» Task directions
Find the lines holding the string "presented" in the data, then copy all of them.

— begin Recorded data —

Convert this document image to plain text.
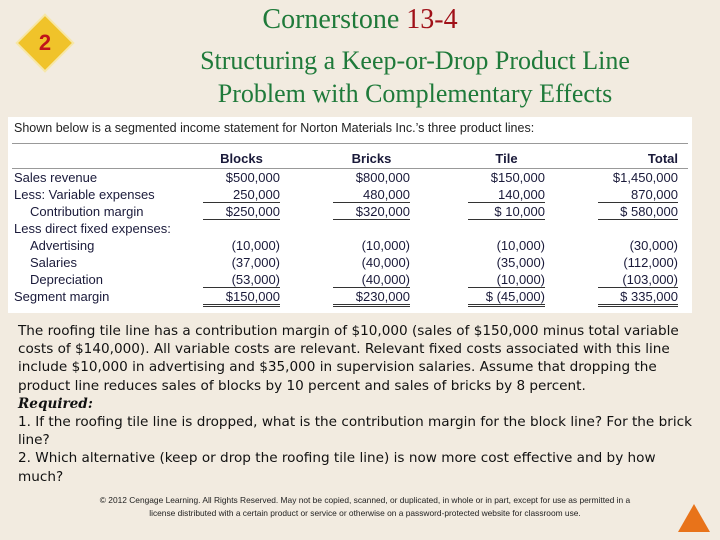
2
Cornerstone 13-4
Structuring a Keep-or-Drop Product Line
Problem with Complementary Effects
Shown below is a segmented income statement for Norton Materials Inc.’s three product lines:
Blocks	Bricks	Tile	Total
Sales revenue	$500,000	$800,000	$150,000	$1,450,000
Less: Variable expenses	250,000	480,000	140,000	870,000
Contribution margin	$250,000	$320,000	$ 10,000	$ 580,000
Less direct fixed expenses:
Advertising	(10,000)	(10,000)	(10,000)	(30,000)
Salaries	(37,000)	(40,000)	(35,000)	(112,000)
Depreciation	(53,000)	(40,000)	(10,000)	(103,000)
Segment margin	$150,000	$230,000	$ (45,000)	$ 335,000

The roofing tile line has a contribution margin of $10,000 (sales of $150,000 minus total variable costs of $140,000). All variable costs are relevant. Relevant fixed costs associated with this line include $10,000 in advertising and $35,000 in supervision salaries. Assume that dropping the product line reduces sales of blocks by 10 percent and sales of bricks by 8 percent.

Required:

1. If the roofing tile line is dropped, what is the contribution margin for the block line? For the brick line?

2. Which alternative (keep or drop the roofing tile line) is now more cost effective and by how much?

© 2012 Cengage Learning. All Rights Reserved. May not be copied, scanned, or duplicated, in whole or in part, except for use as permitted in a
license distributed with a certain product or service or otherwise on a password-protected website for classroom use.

— end Recorded data —
— begin Recorded data —

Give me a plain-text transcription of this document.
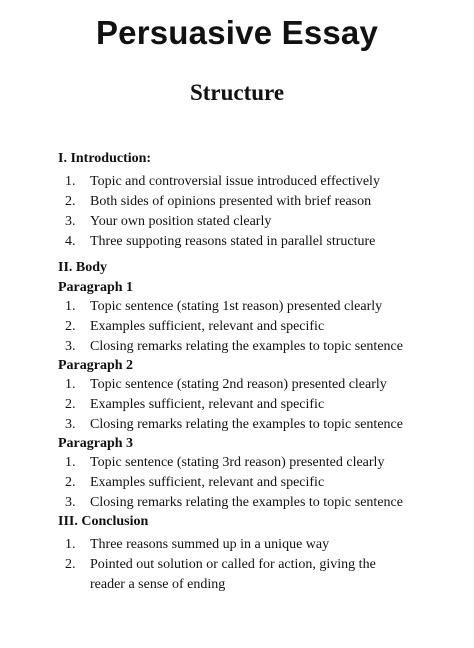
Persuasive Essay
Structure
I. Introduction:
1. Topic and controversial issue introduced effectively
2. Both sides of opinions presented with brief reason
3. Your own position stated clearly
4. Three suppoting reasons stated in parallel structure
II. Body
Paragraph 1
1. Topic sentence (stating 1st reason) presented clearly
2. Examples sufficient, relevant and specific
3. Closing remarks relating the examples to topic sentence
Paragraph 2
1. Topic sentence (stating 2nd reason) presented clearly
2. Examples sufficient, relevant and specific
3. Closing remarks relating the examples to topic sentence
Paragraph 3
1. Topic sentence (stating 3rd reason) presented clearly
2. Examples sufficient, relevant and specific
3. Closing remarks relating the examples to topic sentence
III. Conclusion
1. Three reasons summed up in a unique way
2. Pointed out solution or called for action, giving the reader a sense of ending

— end Recorded data —

» Answer below
2. Both sides of opinions presented with brief reason
1. Topic sentence (stating 1st reason) presented clearly
1. Topic sentence (stating 2nd reason) presented clearly
1. Topic sentence (stating 3rd reason) presented clearly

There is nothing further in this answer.